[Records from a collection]

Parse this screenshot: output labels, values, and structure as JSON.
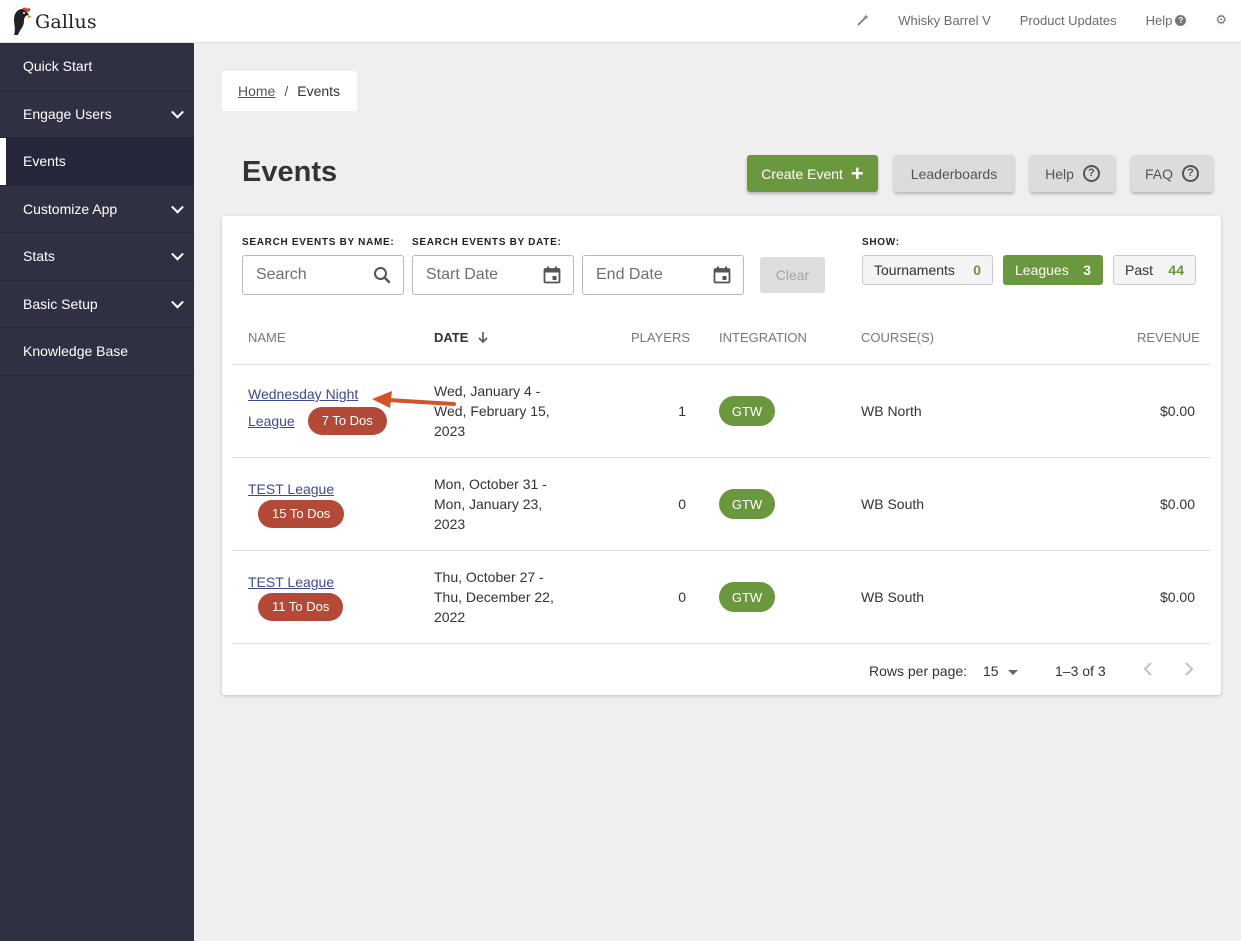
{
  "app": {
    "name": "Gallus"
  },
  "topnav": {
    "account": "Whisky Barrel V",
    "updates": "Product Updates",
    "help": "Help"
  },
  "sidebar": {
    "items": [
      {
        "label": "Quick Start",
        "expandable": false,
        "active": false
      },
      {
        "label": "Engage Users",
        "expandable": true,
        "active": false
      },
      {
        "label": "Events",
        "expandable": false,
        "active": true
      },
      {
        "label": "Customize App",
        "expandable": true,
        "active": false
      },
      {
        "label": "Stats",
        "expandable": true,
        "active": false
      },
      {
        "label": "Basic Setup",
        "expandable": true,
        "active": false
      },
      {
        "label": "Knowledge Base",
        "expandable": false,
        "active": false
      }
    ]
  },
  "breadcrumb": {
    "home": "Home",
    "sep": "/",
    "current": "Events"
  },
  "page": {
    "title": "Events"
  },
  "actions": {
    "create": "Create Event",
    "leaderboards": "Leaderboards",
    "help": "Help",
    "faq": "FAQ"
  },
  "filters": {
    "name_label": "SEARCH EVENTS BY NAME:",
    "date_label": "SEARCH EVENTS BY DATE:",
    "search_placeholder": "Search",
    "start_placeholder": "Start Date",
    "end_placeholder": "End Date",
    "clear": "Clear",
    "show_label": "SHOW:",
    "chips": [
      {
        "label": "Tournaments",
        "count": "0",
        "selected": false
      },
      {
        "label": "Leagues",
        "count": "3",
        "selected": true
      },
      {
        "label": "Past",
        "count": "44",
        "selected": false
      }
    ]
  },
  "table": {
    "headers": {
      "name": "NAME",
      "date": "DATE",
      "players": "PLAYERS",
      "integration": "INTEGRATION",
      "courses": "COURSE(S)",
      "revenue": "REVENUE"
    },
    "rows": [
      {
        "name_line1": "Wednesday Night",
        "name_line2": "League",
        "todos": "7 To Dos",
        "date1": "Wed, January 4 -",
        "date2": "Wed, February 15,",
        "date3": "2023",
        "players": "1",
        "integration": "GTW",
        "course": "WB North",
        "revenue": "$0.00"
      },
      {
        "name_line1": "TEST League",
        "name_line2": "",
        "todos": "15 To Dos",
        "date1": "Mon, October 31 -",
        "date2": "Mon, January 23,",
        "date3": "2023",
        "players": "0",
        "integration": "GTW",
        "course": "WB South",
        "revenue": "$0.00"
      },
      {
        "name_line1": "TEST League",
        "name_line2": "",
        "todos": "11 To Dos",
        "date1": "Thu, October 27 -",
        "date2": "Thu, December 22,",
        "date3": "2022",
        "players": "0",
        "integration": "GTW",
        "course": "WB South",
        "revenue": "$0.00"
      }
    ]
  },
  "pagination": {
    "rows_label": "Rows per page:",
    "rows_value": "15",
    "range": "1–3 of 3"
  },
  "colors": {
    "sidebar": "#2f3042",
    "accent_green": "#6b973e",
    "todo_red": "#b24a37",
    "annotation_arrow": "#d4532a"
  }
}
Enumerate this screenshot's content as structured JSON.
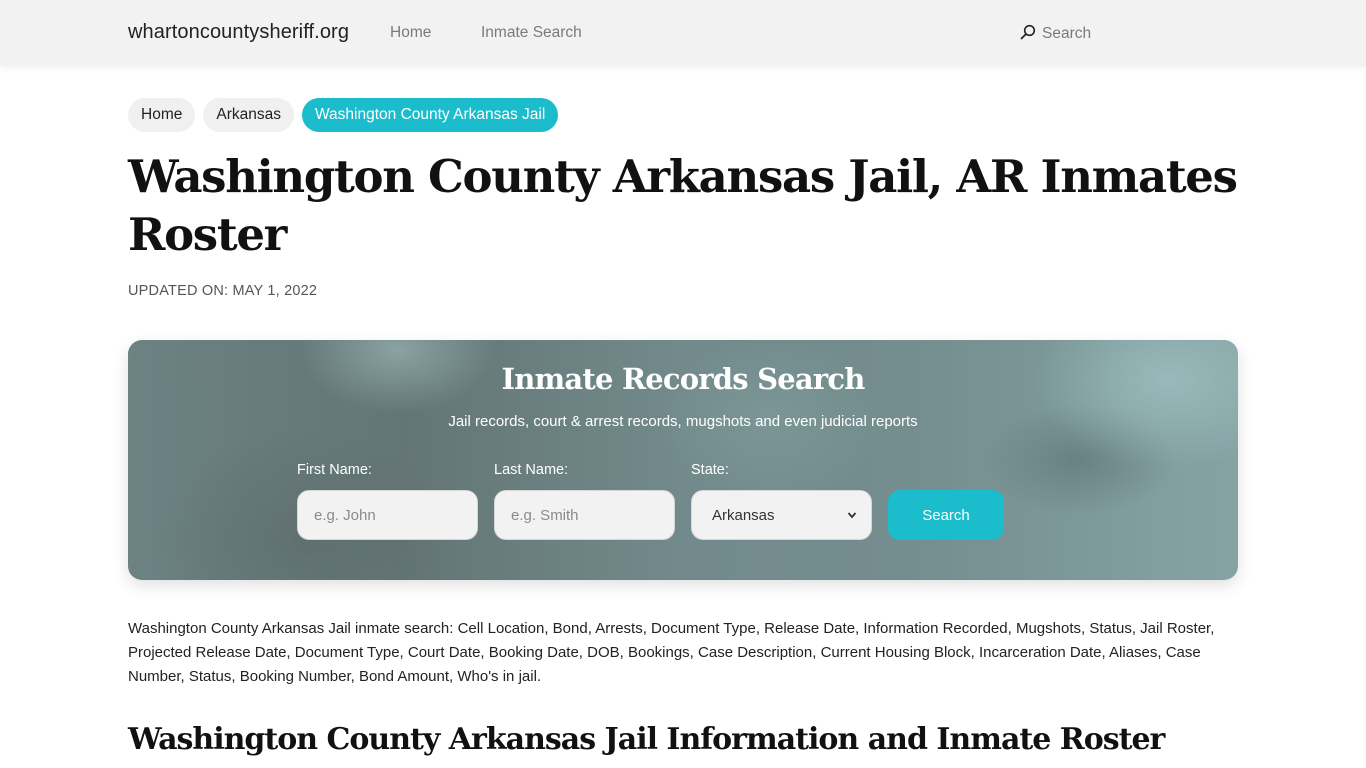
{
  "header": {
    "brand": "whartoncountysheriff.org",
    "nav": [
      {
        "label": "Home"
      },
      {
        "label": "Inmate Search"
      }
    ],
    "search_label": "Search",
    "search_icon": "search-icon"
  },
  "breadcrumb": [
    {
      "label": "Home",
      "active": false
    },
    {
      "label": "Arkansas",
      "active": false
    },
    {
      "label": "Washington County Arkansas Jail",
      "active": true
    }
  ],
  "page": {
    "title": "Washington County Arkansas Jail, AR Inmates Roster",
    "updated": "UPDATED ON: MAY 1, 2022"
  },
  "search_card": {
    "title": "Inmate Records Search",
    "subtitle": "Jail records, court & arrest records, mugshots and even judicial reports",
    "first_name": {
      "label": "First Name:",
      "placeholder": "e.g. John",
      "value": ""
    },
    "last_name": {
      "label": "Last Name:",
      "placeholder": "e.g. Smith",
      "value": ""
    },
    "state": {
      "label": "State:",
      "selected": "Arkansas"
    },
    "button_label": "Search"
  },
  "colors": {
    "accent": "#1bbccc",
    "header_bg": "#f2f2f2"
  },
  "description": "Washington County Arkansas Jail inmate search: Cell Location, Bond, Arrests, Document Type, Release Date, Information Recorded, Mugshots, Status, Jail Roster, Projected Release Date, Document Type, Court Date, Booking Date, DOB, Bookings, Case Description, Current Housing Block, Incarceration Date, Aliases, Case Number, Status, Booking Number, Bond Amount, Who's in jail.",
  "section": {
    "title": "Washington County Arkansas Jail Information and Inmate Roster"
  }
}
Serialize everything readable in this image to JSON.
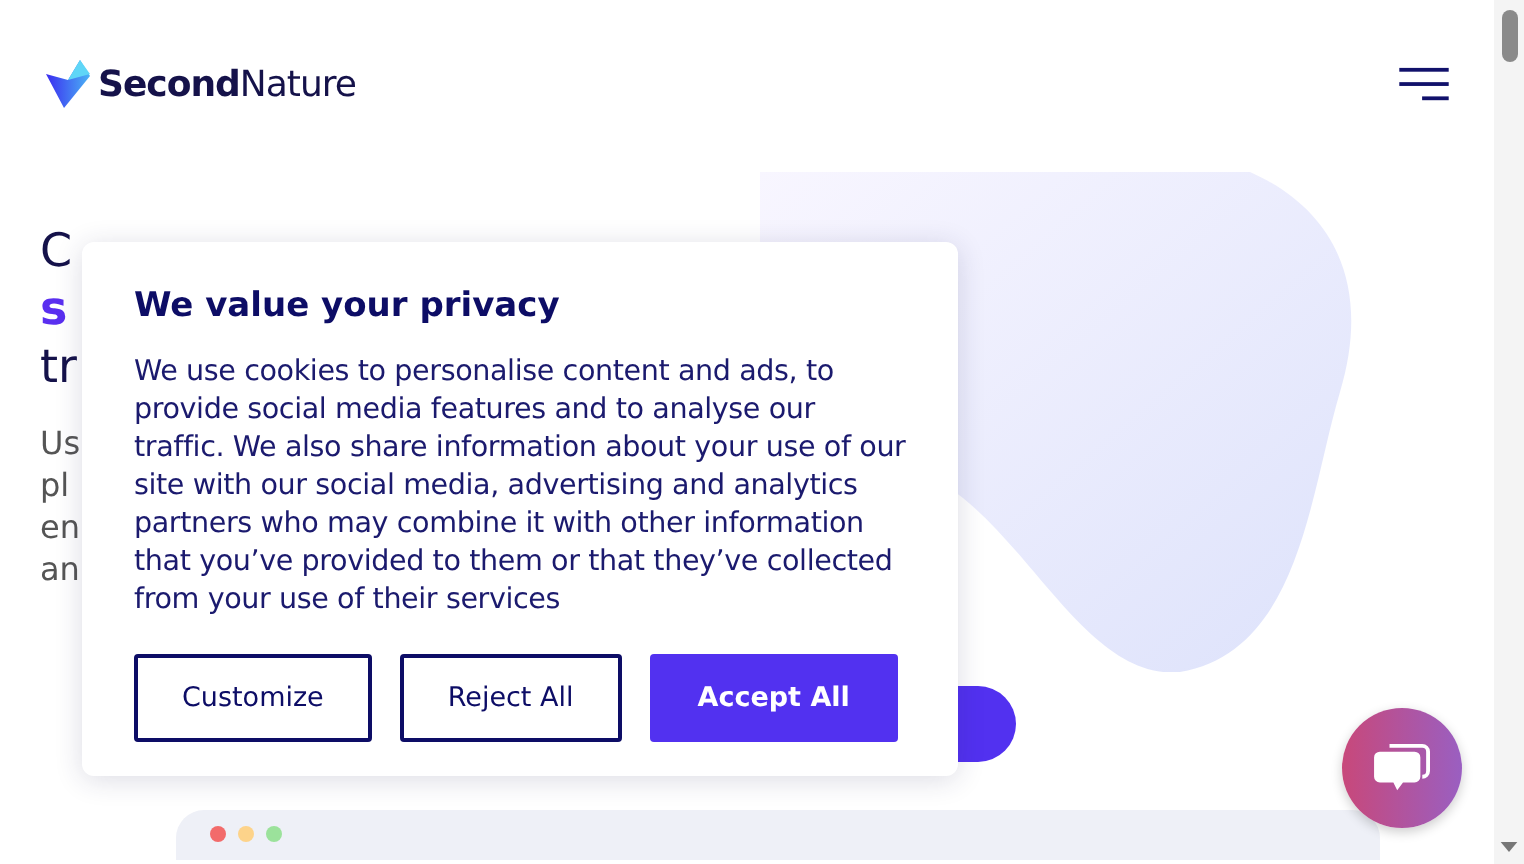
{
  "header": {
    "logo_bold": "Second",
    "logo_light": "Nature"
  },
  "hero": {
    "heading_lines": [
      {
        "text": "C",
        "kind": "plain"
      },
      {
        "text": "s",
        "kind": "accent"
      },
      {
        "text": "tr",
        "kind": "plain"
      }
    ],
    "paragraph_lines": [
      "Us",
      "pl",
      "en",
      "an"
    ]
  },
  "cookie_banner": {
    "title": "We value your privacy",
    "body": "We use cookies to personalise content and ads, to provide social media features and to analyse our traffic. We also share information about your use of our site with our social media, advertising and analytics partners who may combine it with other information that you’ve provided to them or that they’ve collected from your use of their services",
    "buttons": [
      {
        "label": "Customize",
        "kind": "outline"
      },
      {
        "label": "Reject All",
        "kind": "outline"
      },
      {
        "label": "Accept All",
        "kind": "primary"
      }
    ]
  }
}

**Prompt**
Your task is to gather every line with the word "Start" and copy it.

**Task response**
        "label": "Quick Start",
    "start_placeholder": "Start Date",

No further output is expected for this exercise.